**Rows**

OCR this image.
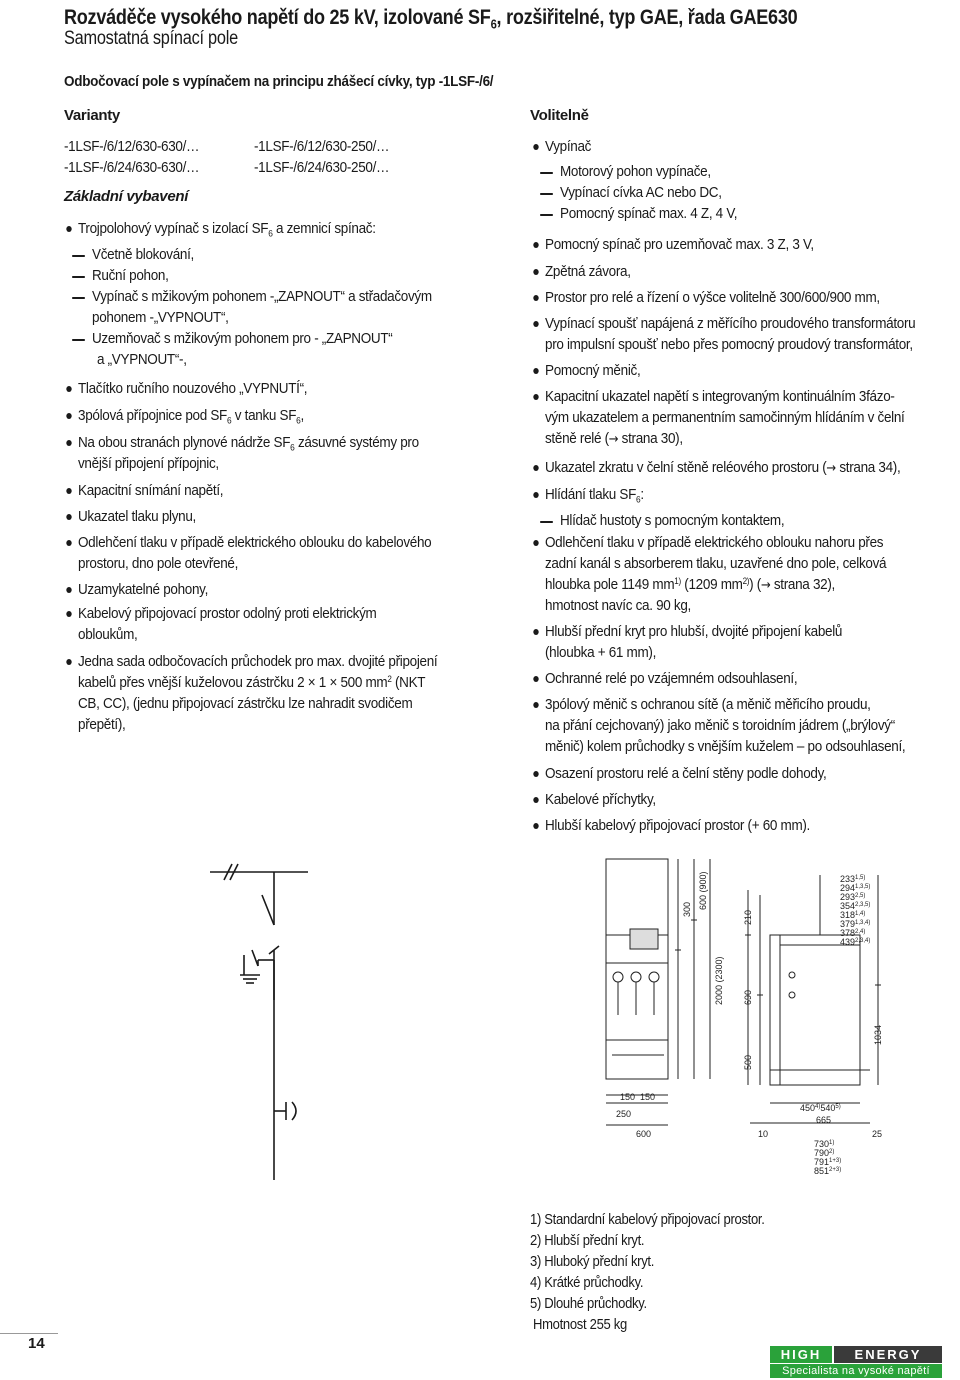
Rozváděče vysokého napětí do 25 kV, izolované $SF_6$, rozšiřitelné, typ GAE, řada GAE630
Samostatná spínací pole
Odbočovací pole s vypínačem na principu zhášecí cívky, typ -1LSF-/6/
Varianty
-1LSF-/6/12/630-630/…
-1LSF-/6/24/630-630/…
-1LSF-/6/12/630-250/…
-1LSF-/6/24/630-250/…
Základní vybavení
Trojpolohový vypínač s izolací $SF_6$ a zemnicí spínač:
Včetně blokování,
Ruční pohon,
Vypínač s mžikovým pohonem -„ZAPNOUT“ a střadačovým
pohonem -„VYPNOUT“,
Uzemňovač s mžikovým pohonem pro - „ZAPNOUT“
a „VYPNOUT“-,
Tlačítko ručního nouzového „VYPNUTÍ“,
3pólová přípojnice pod $SF_6$ v tanku $SF_6$,
Na obou stranách plynové nádrže $SF_6$ zásuvné systémy pro
vnější připojení přípojnic,
Kapacitní snímání napětí,
Ukazatel tlaku plynu,
Odlehčení tlaku v případě elektrického oblouku do kabelového
prostoru, dno pole otevřené,
Uzamykatelné pohony,
Kabelový připojovací prostor odolný proti elektrickým
obloukům,
Jedna sada odbočovacích průchodek pro max. dvojité připojení
kabelů přes vnější kuželovou zástrčku 2 × 1 × 500 $mm^2$ (NKT
CB, CC), (jednu připojovací zástrčku lze nahradit svodičem
přepětí),
Volitelně
Vypínač
Motorový pohon vypínače,
Vypínací cívka AC nebo DC,
Pomocný spínač max. 4 Z, 4 V,
Pomocný spínač pro uzemňovač max. 3 Z, 3 V,
Zpětná závora,
Prostor pro relé a řízení o výšce volitelně 300/600/900 mm,
Vypínací spoušť napájená z měřícího proudového transformátoru
pro impulsní spoušť nebo přes pomocný proudový transformátor,
Pomocný měnič,
Kapacitní ukazatel napětí s integrovaným kontinuálním 3fázo-
vým ukazatelem a permanentním samočinným hlídáním v čelní
stěně relé (→ strana 30),
Ukazatel zkratu v čelní stěně reléového prostoru (→ strana 34),
Hlídání tlaku $SF_6$:
Hlídač hustoty s pomocným kontaktem,
Odlehčení tlaku v případě elektrického oblouku nahoru přes
zadní kanál s absorberem tlaku, uzavřené dno pole, celková
hloubka pole 1149 $mm^{1)}$ (1209 $mm^{2)}$) (→ strana 32),
hmotnost navíc ca. 90 kg,
Hlubší přední kryt pro hlubší, dvojité připojení kabelů
(hloubka + 61 mm),
Ochranné relé po vzájemném odsouhlasení,
3pólový měnič s ochranou sítě (a měnič měřicího proudu,
na přání cejchovaný) jako měnič s toroidním jádrem („brýlový“
měnič) kolem průchodky s vnějším kuželem – po odsouhlasení,
Osazení prostoru relé a čelní stěny podle dohody,
Kabelové příchytky,
Hlubší kabelový připojovací prostor (+ 60 mm).
300 600 (900)
2000 (2300)
150 150
250
600
210
690
500
1034
450$^{4)}$540$^{5)}$
665
10	25
730$^{1)}$
790$^{2)}$
$791^{1+3)}$
$851^{2+3)}$
233$^{1,5)}$
294$^{1,3,5)}$
293$^{2,5)}$
354$^{2,3,5)}$
318$^{1,4)}$
379$^{1,3,4)}$
378$^{2,4)}$
439$^{2,3,4)}$
1) Standardní kabelový připojovací prostor.
2) Hlubší přední kryt.
3) Hluboký přední kryt.
4) Krátké průchodky.
5) Dlouhé průchodky.
Hmotnost 255 kg
14
HIGH	ENERGY
Specialista na vysoké napětí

**Objective**
Retype the whole listing, keeping every line identical and omitting all pictures.

**Solution to this exercise**
OCR this image.
Rozváděče vysokého napětí do 25 kV, izolované $SF_6$, rozšiřitelné, typ GAE, řada GAE630
Samostatná spínací pole
Odbočovací pole s vypínačem na principu zhášecí cívky, typ -1LSF-/6/
Varianty
-1LSF-/6/12/630-630/…
-1LSF-/6/24/630-630/…
-1LSF-/6/12/630-250/…
-1LSF-/6/24/630-250/…
Základní vybavení
Trojpolohový vypínač s izolací $SF_6$ a zemnicí spínač:
Včetně blokování,
Ruční pohon,
Vypínač s mžikovým pohonem -„ZAPNOUT“ a střadačovým
pohonem -„VYPNOUT“,
Uzemňovač s mžikovým pohonem pro - „ZAPNOUT“
a „VYPNOUT“-,
Tlačítko ručního nouzového „VYPNUTÍ“,
3pólová přípojnice pod $SF_6$ v tanku $SF_6$,
Na obou stranách plynové nádrže $SF_6$ zásuvné systémy pro
vnější připojení přípojnic,
Kapacitní snímání napětí,
Ukazatel tlaku plynu,
Odlehčení tlaku v případě elektrického oblouku do kabelového
prostoru, dno pole otevřené,
Uzamykatelné pohony,
Kabelový připojovací prostor odolný proti elektrickým
obloukům,
Jedna sada odbočovacích průchodek pro max. dvojité připojení
kabelů přes vnější kuželovou zástrčku 2 × 1 × 500 $mm^2$ (NKT
CB, CC), (jednu připojovací zástrčku lze nahradit svodičem
přepětí),
Volitelně
Vypínač
Motorový pohon vypínače,
Vypínací cívka AC nebo DC,
Pomocný spínač max. 4 Z, 4 V,
Pomocný spínač pro uzemňovač max. 3 Z, 3 V,
Zpětná závora,
Prostor pro relé a řízení o výšce volitelně 300/600/900 mm,
Vypínací spoušť napájená z měřícího proudového transformátoru
pro impulsní spoušť nebo přes pomocný proudový transformátor,
Pomocný měnič,
Kapacitní ukazatel napětí s integrovaným kontinuálním 3fázo-
vým ukazatelem a permanentním samočinným hlídáním v čelní
stěně relé (→ strana 30),
Ukazatel zkratu v čelní stěně reléového prostoru (→ strana 34),
Hlídání tlaku $SF_6$:
Hlídač hustoty s pomocným kontaktem,
Odlehčení tlaku v případě elektrického oblouku nahoru přes
zadní kanál s absorberem tlaku, uzavřené dno pole, celková
hloubka pole 1149 $mm^{1)}$ (1209 $mm^{2)}$) (→ strana 32),
hmotnost navíc ca. 90 kg,
Hlubší přední kryt pro hlubší, dvojité připojení kabelů
(hloubka + 61 mm),
Ochranné relé po vzájemném odsouhlasení,
3pólový měnič s ochranou sítě (a měnič měřicího proudu,
na přání cejchovaný) jako měnič s toroidním jádrem („brýlový“
měnič) kolem průchodky s vnějším kuželem – po odsouhlasení,
Osazení prostoru relé a čelní stěny podle dohody,
Kabelové příchytky,
Hlubší kabelový připojovací prostor (+ 60 mm).
300 600 (900)
2000 (2300)
150 150
250
600
210
690
500
1034
450$^{4)}$540$^{5)}$
665
10	25
730$^{1)}$
790$^{2)}$
$791^{1+3)}$
$851^{2+3)}$
233$^{1,5)}$
294$^{1,3,5)}$
293$^{2,5)}$
354$^{2,3,5)}$
318$^{1,4)}$
379$^{1,3,4)}$
378$^{2,4)}$
439$^{2,3,4)}$
1) Standardní kabelový připojovací prostor.
2) Hlubší přední kryt.
3) Hluboký přední kryt.
4) Krátké průchodky.
5) Dlouhé průchodky.
Hmotnost 255 kg
14
HIGH	ENERGY
Specialista na vysoké napětí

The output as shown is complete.